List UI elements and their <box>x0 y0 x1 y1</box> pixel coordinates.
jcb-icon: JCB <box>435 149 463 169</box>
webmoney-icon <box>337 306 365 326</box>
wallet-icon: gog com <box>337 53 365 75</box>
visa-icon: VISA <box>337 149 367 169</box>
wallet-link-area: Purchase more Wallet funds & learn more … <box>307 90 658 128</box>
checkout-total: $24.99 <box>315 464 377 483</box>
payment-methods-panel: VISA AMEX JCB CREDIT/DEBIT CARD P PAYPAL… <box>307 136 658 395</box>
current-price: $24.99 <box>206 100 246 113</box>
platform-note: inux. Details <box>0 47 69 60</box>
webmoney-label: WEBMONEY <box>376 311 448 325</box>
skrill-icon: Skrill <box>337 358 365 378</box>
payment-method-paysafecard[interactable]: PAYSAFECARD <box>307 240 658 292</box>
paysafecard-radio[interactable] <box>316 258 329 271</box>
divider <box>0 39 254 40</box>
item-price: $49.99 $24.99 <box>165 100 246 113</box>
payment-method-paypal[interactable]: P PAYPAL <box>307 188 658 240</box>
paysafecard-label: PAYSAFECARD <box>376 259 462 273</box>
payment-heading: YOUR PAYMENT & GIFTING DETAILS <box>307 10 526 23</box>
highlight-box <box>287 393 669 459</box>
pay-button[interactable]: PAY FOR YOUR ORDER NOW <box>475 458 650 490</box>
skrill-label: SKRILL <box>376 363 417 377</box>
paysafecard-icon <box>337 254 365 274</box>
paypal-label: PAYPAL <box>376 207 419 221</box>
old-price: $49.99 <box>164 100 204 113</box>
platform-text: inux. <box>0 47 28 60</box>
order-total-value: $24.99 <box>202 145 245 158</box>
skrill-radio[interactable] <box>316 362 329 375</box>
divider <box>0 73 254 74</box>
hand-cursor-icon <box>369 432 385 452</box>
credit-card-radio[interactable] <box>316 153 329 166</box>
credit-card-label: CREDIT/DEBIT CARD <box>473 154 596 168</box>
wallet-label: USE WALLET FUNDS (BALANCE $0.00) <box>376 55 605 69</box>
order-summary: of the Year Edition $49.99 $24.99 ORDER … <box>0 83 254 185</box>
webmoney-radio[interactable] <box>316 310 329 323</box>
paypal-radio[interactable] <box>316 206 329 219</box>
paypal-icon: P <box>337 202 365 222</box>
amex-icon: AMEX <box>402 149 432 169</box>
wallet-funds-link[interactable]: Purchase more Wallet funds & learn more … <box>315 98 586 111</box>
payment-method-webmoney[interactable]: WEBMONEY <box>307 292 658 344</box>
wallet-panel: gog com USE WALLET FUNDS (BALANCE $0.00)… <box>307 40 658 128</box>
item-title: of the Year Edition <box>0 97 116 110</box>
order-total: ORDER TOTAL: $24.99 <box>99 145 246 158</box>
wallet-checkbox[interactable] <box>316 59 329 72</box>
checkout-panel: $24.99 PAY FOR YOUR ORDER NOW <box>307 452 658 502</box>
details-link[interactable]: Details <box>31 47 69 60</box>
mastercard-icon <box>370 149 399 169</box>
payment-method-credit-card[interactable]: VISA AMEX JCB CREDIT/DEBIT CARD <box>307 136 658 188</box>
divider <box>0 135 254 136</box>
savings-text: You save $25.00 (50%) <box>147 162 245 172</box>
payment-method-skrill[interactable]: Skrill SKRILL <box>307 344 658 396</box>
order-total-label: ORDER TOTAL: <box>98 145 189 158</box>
——
Please copy every line of the data above verbatim, from the first line to the last.

List UI elements and their <box>x0 y0 x1 y1</box> pixel coordinates.
jcb-icon: JCB <box>435 149 463 169</box>
webmoney-icon <box>337 306 365 326</box>
wallet-icon: gog com <box>337 53 365 75</box>
visa-icon: VISA <box>337 149 367 169</box>
wallet-link-area: Purchase more Wallet funds & learn more … <box>307 90 658 128</box>
checkout-total: $24.99 <box>315 464 377 483</box>
payment-methods-panel: VISA AMEX JCB CREDIT/DEBIT CARD P PAYPAL… <box>307 136 658 395</box>
current-price: $24.99 <box>206 100 246 113</box>
platform-note: inux. Details <box>0 47 69 60</box>
webmoney-label: WEBMONEY <box>376 311 448 325</box>
skrill-icon: Skrill <box>337 358 365 378</box>
payment-method-paysafecard[interactable]: PAYSAFECARD <box>307 240 658 292</box>
paysafecard-radio[interactable] <box>316 258 329 271</box>
divider <box>0 39 254 40</box>
item-price: $49.99 $24.99 <box>165 100 246 113</box>
payment-method-paypal[interactable]: P PAYPAL <box>307 188 658 240</box>
paysafecard-label: PAYSAFECARD <box>376 259 462 273</box>
payment-heading: YOUR PAYMENT & GIFTING DETAILS <box>307 10 526 23</box>
highlight-box <box>287 393 669 459</box>
pay-button[interactable]: PAY FOR YOUR ORDER NOW <box>475 458 650 490</box>
skrill-label: SKRILL <box>376 363 417 377</box>
paysafecard-icon <box>337 254 365 274</box>
paypal-label: PAYPAL <box>376 207 419 221</box>
old-price: $49.99 <box>164 100 204 113</box>
platform-text: inux. <box>0 47 28 60</box>
order-total-value: $24.99 <box>202 145 245 158</box>
skrill-radio[interactable] <box>316 362 329 375</box>
divider <box>0 73 254 74</box>
hand-cursor-icon <box>369 432 385 452</box>
credit-card-radio[interactable] <box>316 153 329 166</box>
credit-card-label: CREDIT/DEBIT CARD <box>473 154 596 168</box>
wallet-label: USE WALLET FUNDS (BALANCE $0.00) <box>376 55 605 69</box>
order-summary: of the Year Edition $49.99 $24.99 ORDER … <box>0 83 254 185</box>
webmoney-radio[interactable] <box>316 310 329 323</box>
paypal-radio[interactable] <box>316 206 329 219</box>
paypal-icon: P <box>337 202 365 222</box>
amex-icon: AMEX <box>402 149 432 169</box>
wallet-funds-link[interactable]: Purchase more Wallet funds & learn more … <box>315 98 586 111</box>
payment-method-webmoney[interactable]: WEBMONEY <box>307 292 658 344</box>
wallet-panel: gog com USE WALLET FUNDS (BALANCE $0.00)… <box>307 40 658 128</box>
item-title: of the Year Edition <box>0 97 116 110</box>
order-total: ORDER TOTAL: $24.99 <box>99 145 246 158</box>
wallet-checkbox[interactable] <box>316 59 329 72</box>
checkout-panel: $24.99 PAY FOR YOUR ORDER NOW <box>307 452 658 502</box>
details-link[interactable]: Details <box>31 47 69 60</box>
mastercard-icon <box>370 149 399 169</box>
payment-method-credit-card[interactable]: VISA AMEX JCB CREDIT/DEBIT CARD <box>307 136 658 188</box>
divider <box>0 135 254 136</box>
savings-text: You save $25.00 (50%) <box>147 162 245 172</box>
payment-method-skrill[interactable]: Skrill SKRILL <box>307 344 658 396</box>
order-total-label: ORDER TOTAL: <box>98 145 189 158</box>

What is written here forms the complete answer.